Your goal:
Select from the records below every line that has the word "true" in it.

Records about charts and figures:

....................

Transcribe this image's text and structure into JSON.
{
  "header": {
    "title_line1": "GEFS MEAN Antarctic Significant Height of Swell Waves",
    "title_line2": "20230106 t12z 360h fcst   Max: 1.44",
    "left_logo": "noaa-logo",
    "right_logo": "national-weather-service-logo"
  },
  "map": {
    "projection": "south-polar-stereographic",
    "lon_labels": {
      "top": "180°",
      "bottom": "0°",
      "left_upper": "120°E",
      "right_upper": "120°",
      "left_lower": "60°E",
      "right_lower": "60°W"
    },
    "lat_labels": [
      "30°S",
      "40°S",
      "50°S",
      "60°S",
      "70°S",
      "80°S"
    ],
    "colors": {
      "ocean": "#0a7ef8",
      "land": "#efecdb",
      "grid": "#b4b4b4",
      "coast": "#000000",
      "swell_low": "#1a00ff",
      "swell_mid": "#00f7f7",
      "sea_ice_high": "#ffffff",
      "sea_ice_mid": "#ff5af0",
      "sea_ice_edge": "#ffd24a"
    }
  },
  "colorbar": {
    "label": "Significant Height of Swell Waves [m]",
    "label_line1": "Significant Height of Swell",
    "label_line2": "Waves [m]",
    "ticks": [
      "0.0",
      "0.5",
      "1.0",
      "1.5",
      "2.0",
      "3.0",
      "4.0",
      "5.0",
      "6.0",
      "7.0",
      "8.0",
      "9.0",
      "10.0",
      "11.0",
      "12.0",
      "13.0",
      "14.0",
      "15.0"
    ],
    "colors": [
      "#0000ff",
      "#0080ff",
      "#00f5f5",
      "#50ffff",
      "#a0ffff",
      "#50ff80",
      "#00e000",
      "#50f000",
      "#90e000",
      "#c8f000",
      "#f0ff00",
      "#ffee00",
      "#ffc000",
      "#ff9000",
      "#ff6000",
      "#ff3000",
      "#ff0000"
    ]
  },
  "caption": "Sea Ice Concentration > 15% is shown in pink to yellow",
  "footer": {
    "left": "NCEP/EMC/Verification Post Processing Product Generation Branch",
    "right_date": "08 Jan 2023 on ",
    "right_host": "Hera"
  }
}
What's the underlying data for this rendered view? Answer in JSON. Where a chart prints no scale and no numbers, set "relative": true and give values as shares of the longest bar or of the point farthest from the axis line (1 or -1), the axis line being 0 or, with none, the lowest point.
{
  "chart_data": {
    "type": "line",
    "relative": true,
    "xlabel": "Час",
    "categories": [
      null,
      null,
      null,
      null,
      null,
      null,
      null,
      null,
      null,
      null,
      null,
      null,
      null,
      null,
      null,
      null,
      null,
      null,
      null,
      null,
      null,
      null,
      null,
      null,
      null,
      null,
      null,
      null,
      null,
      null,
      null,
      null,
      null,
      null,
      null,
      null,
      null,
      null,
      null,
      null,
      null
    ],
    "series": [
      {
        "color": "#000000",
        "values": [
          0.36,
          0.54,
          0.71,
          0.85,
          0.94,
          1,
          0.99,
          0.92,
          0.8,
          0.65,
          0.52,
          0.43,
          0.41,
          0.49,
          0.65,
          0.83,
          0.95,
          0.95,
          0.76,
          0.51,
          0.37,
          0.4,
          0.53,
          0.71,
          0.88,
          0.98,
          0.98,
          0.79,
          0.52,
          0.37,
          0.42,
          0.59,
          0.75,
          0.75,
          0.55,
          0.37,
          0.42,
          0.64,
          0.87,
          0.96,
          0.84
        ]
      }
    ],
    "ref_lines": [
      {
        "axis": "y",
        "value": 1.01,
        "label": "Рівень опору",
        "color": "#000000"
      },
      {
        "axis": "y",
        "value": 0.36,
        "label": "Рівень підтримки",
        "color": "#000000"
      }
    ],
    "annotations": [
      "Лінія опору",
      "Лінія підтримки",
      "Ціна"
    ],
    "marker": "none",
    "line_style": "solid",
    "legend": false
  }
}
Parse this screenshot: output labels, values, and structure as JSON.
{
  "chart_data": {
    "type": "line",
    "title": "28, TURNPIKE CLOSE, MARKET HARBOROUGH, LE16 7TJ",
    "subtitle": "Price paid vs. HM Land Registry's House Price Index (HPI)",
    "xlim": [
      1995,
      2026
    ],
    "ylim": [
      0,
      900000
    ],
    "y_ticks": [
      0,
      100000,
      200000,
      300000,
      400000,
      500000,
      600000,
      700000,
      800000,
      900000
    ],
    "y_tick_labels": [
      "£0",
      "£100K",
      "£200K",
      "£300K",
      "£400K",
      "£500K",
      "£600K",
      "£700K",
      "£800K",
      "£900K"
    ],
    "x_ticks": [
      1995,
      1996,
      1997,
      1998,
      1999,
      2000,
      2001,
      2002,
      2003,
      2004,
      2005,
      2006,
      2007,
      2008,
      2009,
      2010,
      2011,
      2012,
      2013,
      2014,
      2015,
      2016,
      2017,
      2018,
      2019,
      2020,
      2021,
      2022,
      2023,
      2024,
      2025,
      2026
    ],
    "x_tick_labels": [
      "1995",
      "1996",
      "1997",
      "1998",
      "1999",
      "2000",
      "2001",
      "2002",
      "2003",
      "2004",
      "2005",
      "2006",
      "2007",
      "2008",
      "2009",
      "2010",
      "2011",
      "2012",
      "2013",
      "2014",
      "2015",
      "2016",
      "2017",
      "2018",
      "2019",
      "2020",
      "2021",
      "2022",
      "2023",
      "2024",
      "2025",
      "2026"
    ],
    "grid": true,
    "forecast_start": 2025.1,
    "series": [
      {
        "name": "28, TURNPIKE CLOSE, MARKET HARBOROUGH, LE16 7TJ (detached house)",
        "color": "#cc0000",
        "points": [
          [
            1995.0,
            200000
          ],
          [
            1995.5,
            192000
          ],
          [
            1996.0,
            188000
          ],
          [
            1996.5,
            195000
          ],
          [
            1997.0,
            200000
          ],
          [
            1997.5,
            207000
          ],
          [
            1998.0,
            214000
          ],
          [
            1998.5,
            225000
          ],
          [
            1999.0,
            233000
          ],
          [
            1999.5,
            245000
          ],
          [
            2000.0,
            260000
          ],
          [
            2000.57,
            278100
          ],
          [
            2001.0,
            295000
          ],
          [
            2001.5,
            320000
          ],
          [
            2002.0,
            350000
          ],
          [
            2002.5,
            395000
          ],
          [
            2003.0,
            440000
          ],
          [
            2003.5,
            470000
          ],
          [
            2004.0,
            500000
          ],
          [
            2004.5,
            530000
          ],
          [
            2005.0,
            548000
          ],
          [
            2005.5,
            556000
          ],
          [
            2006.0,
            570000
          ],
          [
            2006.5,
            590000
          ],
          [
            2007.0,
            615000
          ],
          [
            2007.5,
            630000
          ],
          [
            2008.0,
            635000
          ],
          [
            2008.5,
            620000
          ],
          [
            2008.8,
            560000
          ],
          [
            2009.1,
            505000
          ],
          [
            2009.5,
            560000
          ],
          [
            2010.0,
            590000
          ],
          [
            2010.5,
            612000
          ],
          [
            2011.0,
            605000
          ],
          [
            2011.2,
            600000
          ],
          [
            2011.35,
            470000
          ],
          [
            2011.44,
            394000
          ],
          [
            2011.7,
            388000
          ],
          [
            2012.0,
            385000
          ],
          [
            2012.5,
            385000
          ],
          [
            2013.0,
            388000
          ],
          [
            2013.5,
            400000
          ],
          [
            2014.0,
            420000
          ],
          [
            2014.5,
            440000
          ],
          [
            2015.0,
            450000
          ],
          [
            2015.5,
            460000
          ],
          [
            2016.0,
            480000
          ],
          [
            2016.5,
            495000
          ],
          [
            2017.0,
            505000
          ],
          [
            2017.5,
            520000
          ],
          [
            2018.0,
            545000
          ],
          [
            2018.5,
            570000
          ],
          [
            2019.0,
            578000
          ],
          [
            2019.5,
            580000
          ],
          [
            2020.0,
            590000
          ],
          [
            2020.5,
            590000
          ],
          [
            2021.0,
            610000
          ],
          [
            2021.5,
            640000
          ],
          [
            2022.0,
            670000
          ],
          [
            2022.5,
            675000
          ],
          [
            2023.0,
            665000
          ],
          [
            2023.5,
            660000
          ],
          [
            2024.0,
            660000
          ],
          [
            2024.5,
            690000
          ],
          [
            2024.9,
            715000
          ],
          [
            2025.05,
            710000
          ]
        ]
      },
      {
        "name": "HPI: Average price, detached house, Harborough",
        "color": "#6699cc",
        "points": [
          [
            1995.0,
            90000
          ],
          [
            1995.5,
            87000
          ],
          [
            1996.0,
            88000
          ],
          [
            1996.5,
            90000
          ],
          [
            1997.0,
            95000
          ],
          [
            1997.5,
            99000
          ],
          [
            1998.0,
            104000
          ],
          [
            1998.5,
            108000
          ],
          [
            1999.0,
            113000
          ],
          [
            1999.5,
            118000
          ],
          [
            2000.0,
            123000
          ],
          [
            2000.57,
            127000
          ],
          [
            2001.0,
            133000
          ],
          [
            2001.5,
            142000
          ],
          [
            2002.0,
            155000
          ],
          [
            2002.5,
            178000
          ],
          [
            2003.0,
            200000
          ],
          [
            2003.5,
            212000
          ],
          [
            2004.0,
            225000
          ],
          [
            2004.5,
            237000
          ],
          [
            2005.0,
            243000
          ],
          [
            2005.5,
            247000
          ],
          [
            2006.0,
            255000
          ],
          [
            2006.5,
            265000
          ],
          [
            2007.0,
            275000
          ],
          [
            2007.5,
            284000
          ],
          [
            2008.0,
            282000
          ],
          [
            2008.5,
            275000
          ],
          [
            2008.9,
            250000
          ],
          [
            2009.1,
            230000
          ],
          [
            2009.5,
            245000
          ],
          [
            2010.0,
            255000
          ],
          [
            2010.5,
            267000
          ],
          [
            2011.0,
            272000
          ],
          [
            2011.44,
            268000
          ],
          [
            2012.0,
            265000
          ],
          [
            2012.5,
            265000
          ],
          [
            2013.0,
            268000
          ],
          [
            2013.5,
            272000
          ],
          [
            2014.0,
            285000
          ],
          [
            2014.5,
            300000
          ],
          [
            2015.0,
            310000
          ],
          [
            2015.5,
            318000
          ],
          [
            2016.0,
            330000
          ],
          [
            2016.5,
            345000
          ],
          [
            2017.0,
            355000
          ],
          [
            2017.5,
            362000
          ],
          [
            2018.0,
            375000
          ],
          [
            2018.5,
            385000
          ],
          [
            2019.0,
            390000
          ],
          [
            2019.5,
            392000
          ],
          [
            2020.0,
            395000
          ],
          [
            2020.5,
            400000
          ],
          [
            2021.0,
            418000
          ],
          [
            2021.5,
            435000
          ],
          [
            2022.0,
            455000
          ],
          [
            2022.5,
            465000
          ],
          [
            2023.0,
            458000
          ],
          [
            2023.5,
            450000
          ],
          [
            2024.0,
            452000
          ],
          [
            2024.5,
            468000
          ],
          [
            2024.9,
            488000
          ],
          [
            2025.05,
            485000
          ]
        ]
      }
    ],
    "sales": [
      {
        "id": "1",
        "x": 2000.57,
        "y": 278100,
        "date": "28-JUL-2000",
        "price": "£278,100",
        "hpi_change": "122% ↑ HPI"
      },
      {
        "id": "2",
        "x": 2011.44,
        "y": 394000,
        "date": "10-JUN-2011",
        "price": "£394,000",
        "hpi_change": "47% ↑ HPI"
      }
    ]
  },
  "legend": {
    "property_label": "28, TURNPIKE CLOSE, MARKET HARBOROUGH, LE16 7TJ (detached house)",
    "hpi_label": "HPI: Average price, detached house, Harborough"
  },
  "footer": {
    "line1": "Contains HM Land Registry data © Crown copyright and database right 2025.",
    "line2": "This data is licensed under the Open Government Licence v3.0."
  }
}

....................

Solution:
What's the underlying data for this rendered view? Answer in JSON. Where a chart prints no scale and no numbers, set "relative": true and give values as shares of the longest bar or of the point farthest from the axis line (1 or -1), the axis line being 0 or, with none, the lowest point.
    "relative": true,
    "grid": true,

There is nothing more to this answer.